**Instruction**
Wherever the word "Flows" appears in a line, copy that line.

-- start Extracted records --

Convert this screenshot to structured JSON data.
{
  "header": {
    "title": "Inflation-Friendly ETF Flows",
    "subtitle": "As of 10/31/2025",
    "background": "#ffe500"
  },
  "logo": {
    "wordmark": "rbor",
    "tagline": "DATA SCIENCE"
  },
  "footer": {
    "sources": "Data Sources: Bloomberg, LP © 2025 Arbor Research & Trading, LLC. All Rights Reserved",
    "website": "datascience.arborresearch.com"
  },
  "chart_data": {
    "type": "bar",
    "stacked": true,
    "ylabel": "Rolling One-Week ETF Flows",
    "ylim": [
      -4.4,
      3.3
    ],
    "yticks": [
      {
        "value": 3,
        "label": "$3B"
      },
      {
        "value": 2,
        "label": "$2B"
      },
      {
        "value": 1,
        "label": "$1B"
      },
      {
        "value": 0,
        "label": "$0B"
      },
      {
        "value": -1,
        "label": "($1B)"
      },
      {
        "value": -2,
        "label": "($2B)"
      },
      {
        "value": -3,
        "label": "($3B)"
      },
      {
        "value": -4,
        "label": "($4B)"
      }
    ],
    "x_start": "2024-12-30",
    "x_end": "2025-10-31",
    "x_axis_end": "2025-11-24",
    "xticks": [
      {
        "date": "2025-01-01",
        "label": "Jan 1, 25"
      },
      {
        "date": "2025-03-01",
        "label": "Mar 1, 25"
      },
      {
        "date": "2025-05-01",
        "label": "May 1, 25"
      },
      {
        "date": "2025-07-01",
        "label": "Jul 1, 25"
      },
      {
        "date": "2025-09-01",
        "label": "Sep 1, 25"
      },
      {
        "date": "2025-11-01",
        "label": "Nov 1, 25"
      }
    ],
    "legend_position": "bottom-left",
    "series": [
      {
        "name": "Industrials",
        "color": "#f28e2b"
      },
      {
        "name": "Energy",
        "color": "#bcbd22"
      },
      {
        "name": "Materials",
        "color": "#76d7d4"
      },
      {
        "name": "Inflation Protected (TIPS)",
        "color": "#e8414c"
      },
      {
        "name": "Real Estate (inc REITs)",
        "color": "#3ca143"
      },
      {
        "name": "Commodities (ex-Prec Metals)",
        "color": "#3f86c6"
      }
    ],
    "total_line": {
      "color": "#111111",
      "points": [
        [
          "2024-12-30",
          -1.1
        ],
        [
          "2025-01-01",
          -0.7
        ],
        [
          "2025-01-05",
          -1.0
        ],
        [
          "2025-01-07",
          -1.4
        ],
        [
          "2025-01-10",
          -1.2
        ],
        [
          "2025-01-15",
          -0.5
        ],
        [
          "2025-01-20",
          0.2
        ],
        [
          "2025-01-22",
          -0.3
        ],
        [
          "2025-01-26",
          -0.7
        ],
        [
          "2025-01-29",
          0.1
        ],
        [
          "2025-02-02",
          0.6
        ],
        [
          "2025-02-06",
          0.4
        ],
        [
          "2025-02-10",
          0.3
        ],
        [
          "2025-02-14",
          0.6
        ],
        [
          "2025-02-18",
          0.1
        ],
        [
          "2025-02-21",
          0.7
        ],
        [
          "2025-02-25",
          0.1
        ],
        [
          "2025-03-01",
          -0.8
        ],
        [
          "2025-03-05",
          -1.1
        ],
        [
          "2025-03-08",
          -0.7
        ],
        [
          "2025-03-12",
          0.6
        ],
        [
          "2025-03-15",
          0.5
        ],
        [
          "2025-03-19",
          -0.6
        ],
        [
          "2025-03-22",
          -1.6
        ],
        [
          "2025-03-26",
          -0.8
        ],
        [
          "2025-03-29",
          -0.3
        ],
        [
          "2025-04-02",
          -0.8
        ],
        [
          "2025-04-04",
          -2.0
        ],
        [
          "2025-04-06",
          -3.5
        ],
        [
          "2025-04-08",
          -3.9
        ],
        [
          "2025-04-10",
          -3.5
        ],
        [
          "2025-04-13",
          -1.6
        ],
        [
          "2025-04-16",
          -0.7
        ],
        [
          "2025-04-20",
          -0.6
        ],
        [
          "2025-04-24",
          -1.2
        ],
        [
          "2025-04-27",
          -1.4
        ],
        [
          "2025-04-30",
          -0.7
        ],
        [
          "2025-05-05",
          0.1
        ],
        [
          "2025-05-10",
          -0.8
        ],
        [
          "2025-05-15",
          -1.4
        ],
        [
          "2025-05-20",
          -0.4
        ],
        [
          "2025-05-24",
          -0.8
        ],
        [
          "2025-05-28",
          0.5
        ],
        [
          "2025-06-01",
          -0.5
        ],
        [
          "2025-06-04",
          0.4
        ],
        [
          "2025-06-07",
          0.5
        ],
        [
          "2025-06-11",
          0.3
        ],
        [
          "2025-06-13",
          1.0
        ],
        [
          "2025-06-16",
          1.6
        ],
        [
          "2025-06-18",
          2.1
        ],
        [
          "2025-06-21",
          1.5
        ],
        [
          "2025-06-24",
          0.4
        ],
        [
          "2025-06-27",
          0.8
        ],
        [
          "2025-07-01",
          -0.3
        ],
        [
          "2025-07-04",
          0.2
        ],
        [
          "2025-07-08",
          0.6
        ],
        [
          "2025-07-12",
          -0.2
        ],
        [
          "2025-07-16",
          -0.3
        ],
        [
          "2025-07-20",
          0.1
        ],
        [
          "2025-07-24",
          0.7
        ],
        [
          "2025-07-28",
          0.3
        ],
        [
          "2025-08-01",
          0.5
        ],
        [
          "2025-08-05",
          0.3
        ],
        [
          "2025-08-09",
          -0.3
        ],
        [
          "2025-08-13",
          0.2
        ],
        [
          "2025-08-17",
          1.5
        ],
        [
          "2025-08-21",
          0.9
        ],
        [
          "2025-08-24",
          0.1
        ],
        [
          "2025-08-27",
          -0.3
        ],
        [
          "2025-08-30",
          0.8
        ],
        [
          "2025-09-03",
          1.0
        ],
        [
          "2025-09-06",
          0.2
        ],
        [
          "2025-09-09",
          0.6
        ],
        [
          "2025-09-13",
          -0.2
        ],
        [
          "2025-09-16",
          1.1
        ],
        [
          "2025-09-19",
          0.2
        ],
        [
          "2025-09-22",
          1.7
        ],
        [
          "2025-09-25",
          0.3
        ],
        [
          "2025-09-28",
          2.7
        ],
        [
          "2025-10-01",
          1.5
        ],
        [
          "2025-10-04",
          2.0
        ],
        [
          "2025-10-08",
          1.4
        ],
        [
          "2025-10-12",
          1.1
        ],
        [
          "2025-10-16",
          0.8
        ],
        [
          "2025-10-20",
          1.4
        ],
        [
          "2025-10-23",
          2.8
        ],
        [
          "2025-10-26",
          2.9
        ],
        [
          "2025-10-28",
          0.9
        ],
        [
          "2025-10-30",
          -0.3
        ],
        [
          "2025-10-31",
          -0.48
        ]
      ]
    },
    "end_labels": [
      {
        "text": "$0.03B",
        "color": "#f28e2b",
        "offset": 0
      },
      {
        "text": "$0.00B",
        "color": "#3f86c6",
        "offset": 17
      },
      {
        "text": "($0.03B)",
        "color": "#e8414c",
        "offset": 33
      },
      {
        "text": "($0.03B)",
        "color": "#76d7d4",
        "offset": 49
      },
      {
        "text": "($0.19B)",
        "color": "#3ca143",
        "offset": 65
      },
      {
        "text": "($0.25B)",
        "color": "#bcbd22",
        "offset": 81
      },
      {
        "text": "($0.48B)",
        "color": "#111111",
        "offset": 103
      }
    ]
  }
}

-- end Extracted records --

**Response below**
    "title": "Inflation-Friendly ETF Flows",
    "ylabel": "Rolling One-Week ETF Flows",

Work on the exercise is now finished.